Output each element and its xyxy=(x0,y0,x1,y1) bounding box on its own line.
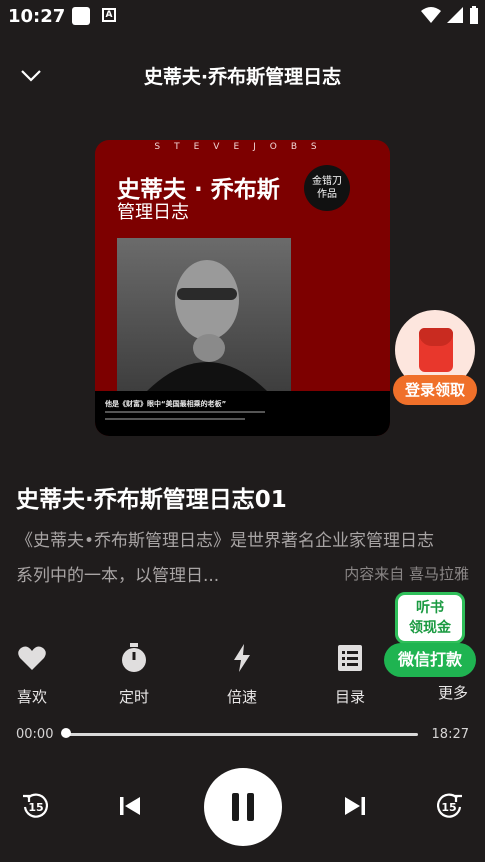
forward-seconds: 15 xyxy=(441,801,456,814)
forward-15-icon[interactable]: 15 xyxy=(433,790,465,822)
login-reward-float[interactable]: 登录领取 xyxy=(393,310,477,410)
signal-icon xyxy=(447,7,463,23)
listen-earn-line2: 领现金 xyxy=(409,620,451,636)
status-time: 10:27 xyxy=(8,6,66,27)
more-icon xyxy=(437,642,469,674)
content-source: 内容来自 喜马拉雅 xyxy=(344,565,469,583)
heart-icon xyxy=(18,646,46,670)
app-notification-icon: A xyxy=(102,8,116,22)
timer-icon xyxy=(122,643,146,672)
timer-label: 定时 xyxy=(118,688,149,706)
envelope-flap xyxy=(419,328,453,346)
cover-caption: 他是《财富》眼中“美国最相乘的老板” xyxy=(105,400,227,408)
progress-handle[interactable] xyxy=(61,728,71,738)
next-track-icon[interactable] xyxy=(339,790,371,822)
track-description-line1[interactable]: 《史蒂夫•乔布斯管理日志》是世界著名企业家管理日志 xyxy=(16,526,434,551)
wifi-icon xyxy=(421,7,441,23)
lightning-icon xyxy=(234,644,250,672)
badge-line2: 作品 xyxy=(317,189,337,200)
more-label: 更多 xyxy=(437,684,468,702)
page-title: 史蒂夫·乔布斯管理日志 xyxy=(143,66,342,88)
total-time: 18:27 xyxy=(431,727,469,742)
login-reward-label[interactable]: 登录领取 xyxy=(393,375,477,405)
notification-icon xyxy=(72,7,90,25)
battery-icon xyxy=(470,6,478,24)
cover-portrait xyxy=(117,238,291,391)
progress-bar[interactable] xyxy=(64,733,418,736)
badge-line1: 金错刀 xyxy=(312,176,342,187)
more-button[interactable]: 更多 xyxy=(418,642,485,703)
cover-footer-strip xyxy=(95,391,390,436)
like-label: 喜欢 xyxy=(16,688,47,706)
catalog-button[interactable]: 目录 xyxy=(315,642,385,707)
cover-top-text: STEVEJOBS xyxy=(154,142,331,152)
status-icons xyxy=(421,6,479,24)
track-title: 史蒂夫·乔布斯管理日志01 xyxy=(16,487,287,513)
pause-button[interactable] xyxy=(204,768,282,846)
like-button[interactable]: 喜欢 xyxy=(0,642,67,707)
cover-fineprint xyxy=(105,418,245,420)
cover-fineprint xyxy=(105,411,265,413)
rewind-seconds: 15 xyxy=(28,801,43,814)
track-description-line2[interactable]: 系列中的一本，以管理日... xyxy=(16,561,219,586)
speed-button[interactable]: 倍速 xyxy=(207,642,277,707)
current-time: 00:00 xyxy=(16,727,54,742)
list-icon xyxy=(338,645,362,671)
timer-button[interactable]: 定时 xyxy=(99,642,169,707)
listen-earn-line1: 听书 xyxy=(416,600,444,616)
rewind-15-icon[interactable]: 15 xyxy=(20,790,52,822)
listen-earn-card[interactable]: 听书 领现金 xyxy=(395,592,465,644)
catalog-label: 目录 xyxy=(334,688,365,706)
cover-subtitle: 管理日志 xyxy=(117,202,189,223)
previous-track-icon[interactable] xyxy=(114,790,146,822)
cover-author-badge: 金错刀 作品 xyxy=(304,165,350,211)
pause-icon xyxy=(232,793,254,821)
album-cover: STEVEJOBS 史蒂夫 · 乔布斯 管理日志 金错刀 作品 他是《财富》眼中… xyxy=(95,140,390,436)
speed-label: 倍速 xyxy=(226,688,257,706)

— Given problem —
Pick out every row above that contains the string "badge", and copy each of those rows in full.

— Answer below —
badge-line2: 作品 xyxy=(317,189,337,200)
badge-line1: 金错刀 xyxy=(312,176,342,187)
cover-author-badge: 金错刀 作品 xyxy=(304,165,350,211)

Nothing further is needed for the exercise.